Search the material below for the string "naturalne" and extract each line that has it.

Start

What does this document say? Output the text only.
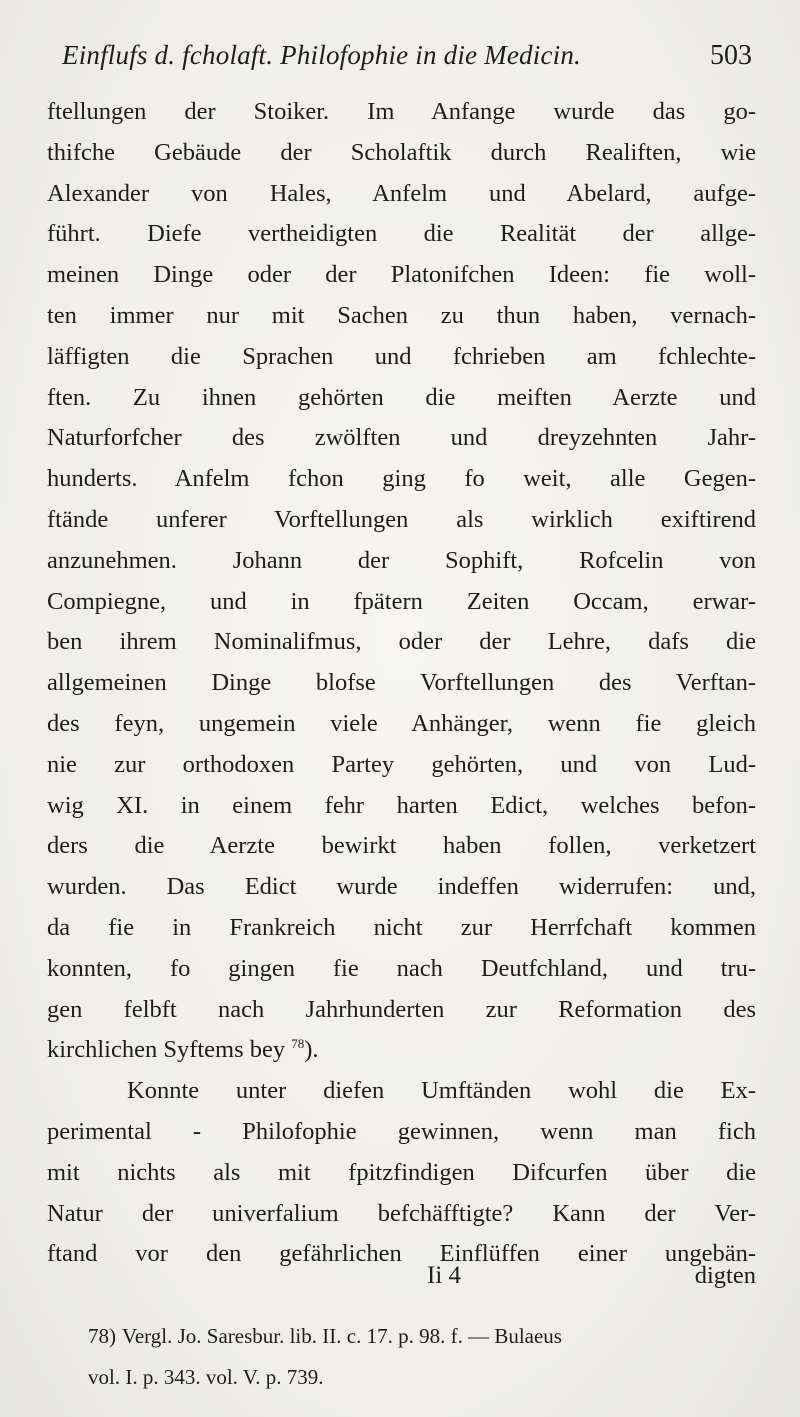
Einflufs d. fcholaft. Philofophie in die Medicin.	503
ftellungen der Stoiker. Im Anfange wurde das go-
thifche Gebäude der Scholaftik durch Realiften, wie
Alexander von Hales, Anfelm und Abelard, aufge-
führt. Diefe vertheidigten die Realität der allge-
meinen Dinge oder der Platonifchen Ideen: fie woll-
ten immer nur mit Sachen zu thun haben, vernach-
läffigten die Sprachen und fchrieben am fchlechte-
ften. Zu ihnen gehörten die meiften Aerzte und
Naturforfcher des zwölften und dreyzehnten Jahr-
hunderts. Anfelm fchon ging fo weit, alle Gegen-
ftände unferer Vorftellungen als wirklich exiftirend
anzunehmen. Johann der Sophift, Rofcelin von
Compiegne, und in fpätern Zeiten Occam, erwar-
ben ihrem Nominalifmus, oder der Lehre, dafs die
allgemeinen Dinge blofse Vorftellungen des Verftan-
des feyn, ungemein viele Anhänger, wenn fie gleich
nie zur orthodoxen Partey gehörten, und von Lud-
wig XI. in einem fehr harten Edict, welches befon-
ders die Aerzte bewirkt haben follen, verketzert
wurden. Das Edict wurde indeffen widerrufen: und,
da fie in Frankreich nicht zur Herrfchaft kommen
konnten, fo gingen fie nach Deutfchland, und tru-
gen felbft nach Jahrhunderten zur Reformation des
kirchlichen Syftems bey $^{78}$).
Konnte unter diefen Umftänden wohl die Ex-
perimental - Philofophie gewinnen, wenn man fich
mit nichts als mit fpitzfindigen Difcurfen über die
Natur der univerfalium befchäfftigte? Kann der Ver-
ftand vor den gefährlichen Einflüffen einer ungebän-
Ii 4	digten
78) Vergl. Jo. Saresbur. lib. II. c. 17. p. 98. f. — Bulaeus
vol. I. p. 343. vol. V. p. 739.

End
Start

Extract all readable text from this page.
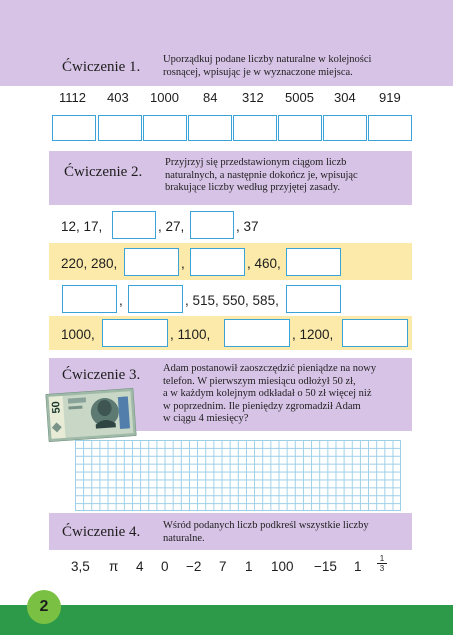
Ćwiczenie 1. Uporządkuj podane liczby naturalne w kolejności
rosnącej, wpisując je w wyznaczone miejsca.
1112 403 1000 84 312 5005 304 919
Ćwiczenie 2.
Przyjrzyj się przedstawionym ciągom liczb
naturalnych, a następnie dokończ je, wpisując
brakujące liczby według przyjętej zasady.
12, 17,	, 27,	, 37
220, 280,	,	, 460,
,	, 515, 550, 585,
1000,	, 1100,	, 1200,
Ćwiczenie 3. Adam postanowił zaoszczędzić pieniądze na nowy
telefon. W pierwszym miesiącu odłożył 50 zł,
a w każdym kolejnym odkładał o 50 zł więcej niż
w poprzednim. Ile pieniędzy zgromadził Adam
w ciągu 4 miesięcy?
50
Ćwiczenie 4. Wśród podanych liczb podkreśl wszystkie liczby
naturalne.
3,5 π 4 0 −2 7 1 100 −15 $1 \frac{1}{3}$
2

End

** Solution for this problem **
Ćwiczenie 1. Uporządkuj podane liczby naturalne w kolejności
naturalne.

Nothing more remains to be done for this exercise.